__STATED EXERCISE__: Pictures are not part of the copy; repeat everything else in the records exactly.

--- --- ---

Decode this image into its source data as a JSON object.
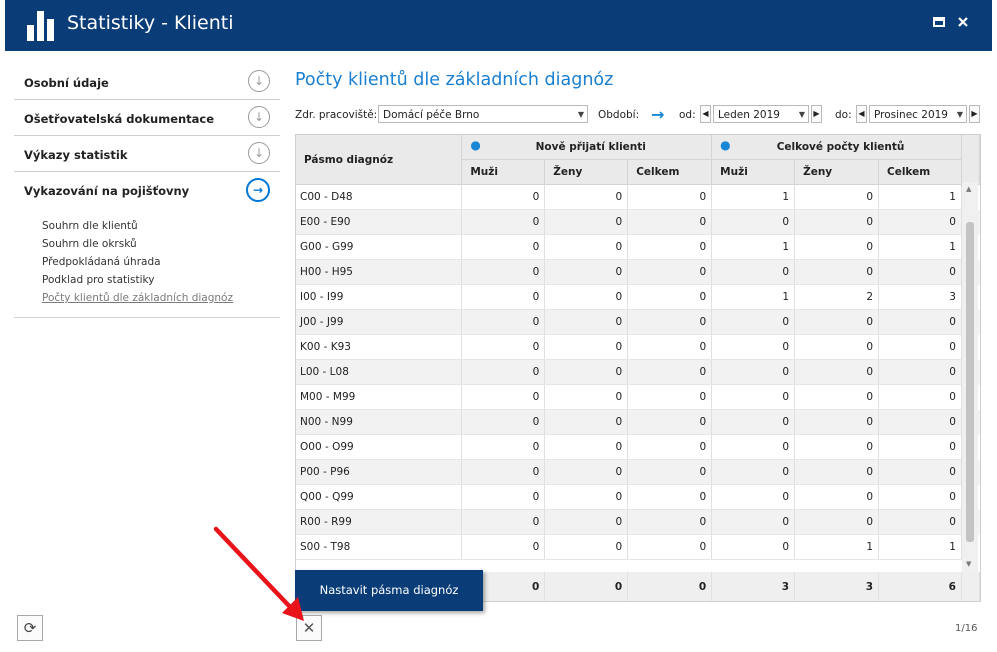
{
  "window": {
    "title": "Statistiky - Klienti"
  },
  "sidebar": {
    "sections": [
      {
        "label": "Osobní údaje"
      },
      {
        "label": "Ošetřovatelská dokumentace"
      },
      {
        "label": "Výkazy statistik"
      },
      {
        "label": "Vykazování na pojišťovny"
      }
    ],
    "subitems": [
      "Souhrn dle klientů",
      "Souhrn dle okrsků",
      "Předpokládaná úhrada",
      "Podklad pro statistiky",
      "Počty klientů dle základních diagnóz"
    ]
  },
  "main": {
    "title": "Počty klientů dle základních diagnóz",
    "filters": {
      "facility_label": "Zdr. pracoviště:",
      "facility_value": "Domácí péče Brno",
      "period_label": "Období:",
      "from_label": "od:",
      "from_value": "Leden 2019",
      "to_label": "do:",
      "to_value": "Prosinec 2019"
    },
    "table": {
      "range_header": "Pásmo diagnóz",
      "group1": "Nově přijatí klienti",
      "group2": "Celkové počty klientů",
      "sub": [
        "Muži",
        "Ženy",
        "Celkem",
        "Muži",
        "Ženy",
        "Celkem"
      ],
      "rows": [
        [
          "C00 - D48",
          "0",
          "0",
          "0",
          "1",
          "0",
          "1"
        ],
        [
          "E00 - E90",
          "0",
          "0",
          "0",
          "0",
          "0",
          "0"
        ],
        [
          "G00 - G99",
          "0",
          "0",
          "0",
          "1",
          "0",
          "1"
        ],
        [
          "H00 - H95",
          "0",
          "0",
          "0",
          "0",
          "0",
          "0"
        ],
        [
          "I00 - I99",
          "0",
          "0",
          "0",
          "1",
          "2",
          "3"
        ],
        [
          "J00 - J99",
          "0",
          "0",
          "0",
          "0",
          "0",
          "0"
        ],
        [
          "K00 - K93",
          "0",
          "0",
          "0",
          "0",
          "0",
          "0"
        ],
        [
          "L00 - L08",
          "0",
          "0",
          "0",
          "0",
          "0",
          "0"
        ],
        [
          "M00 - M99",
          "0",
          "0",
          "0",
          "0",
          "0",
          "0"
        ],
        [
          "N00 - N99",
          "0",
          "0",
          "0",
          "0",
          "0",
          "0"
        ],
        [
          "O00 - O99",
          "0",
          "0",
          "0",
          "0",
          "0",
          "0"
        ],
        [
          "P00 - P96",
          "0",
          "0",
          "0",
          "0",
          "0",
          "0"
        ],
        [
          "Q00 - Q99",
          "0",
          "0",
          "0",
          "0",
          "0",
          "0"
        ],
        [
          "R00 - R99",
          "0",
          "0",
          "0",
          "0",
          "0",
          "0"
        ],
        [
          "S00 - T98",
          "0",
          "0",
          "0",
          "0",
          "1",
          "1"
        ]
      ],
      "totals": [
        "",
        "0",
        "0",
        "0",
        "3",
        "3",
        "6"
      ]
    },
    "set_button": "Nastavit pásma diagnóz",
    "pager": "1/16"
  },
  "colors": {
    "titlebar": "#0a3d78",
    "accent": "#1a7fd1"
  }
}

--- --- ---

__RESPONSE FOR THIS EXERCISE__:
Decode this image into its source data as a JSON object.
{
  "window": {
    "title": "Statistiky - Klienti"
  },
  "sidebar": {
    "sections": [
      {
        "label": "Osobní údaje"
      },
      {
        "label": "Ošetřovatelská dokumentace"
      },
      {
        "label": "Výkazy statistik"
      },
      {
        "label": "Vykazování na pojišťovny"
      }
    ],
    "subitems": [
      "Souhrn dle klientů",
      "Souhrn dle okrsků",
      "Předpokládaná úhrada",
      "Podklad pro statistiky",
      "Počty klientů dle základních diagnóz"
    ]
  },
  "main": {
    "title": "Počty klientů dle základních diagnóz",
    "filters": {
      "facility_label": "Zdr. pracoviště:",
      "facility_value": "Domácí péče Brno",
      "period_label": "Období:",
      "from_label": "od:",
      "from_value": "Leden 2019",
      "to_label": "do:",
      "to_value": "Prosinec 2019"
    },
    "table": {
      "range_header": "Pásmo diagnóz",
      "group1": "Nově přijatí klienti",
      "group2": "Celkové počty klientů",
      "sub": [
        "Muži",
        "Ženy",
        "Celkem",
        "Muži",
        "Ženy",
        "Celkem"
      ],
      "rows": [
        [
          "C00 - D48",
          "0",
          "0",
          "0",
          "1",
          "0",
          "1"
        ],
        [
          "E00 - E90",
          "0",
          "0",
          "0",
          "0",
          "0",
          "0"
        ],
        [
          "G00 - G99",
          "0",
          "0",
          "0",
          "1",
          "0",
          "1"
        ],
        [
          "H00 - H95",
          "0",
          "0",
          "0",
          "0",
          "0",
          "0"
        ],
        [
          "I00 - I99",
          "0",
          "0",
          "0",
          "1",
          "2",
          "3"
        ],
        [
          "J00 - J99",
          "0",
          "0",
          "0",
          "0",
          "0",
          "0"
        ],
        [
          "K00 - K93",
          "0",
          "0",
          "0",
          "0",
          "0",
          "0"
        ],
        [
          "L00 - L08",
          "0",
          "0",
          "0",
          "0",
          "0",
          "0"
        ],
        [
          "M00 - M99",
          "0",
          "0",
          "0",
          "0",
          "0",
          "0"
        ],
        [
          "N00 - N99",
          "0",
          "0",
          "0",
          "0",
          "0",
          "0"
        ],
        [
          "O00 - O99",
          "0",
          "0",
          "0",
          "0",
          "0",
          "0"
        ],
        [
          "P00 - P96",
          "0",
          "0",
          "0",
          "0",
          "0",
          "0"
        ],
        [
          "Q00 - Q99",
          "0",
          "0",
          "0",
          "0",
          "0",
          "0"
        ],
        [
          "R00 - R99",
          "0",
          "0",
          "0",
          "0",
          "0",
          "0"
        ],
        [
          "S00 - T98",
          "0",
          "0",
          "0",
          "0",
          "1",
          "1"
        ]
      ],
      "totals": [
        "",
        "0",
        "0",
        "0",
        "3",
        "3",
        "6"
      ]
    },
    "set_button": "Nastavit pásma diagnóz",
    "pager": "1/16"
  },
  "colors": {
    "titlebar": "#0a3d78",
    "accent": "#1a7fd1"
  }
}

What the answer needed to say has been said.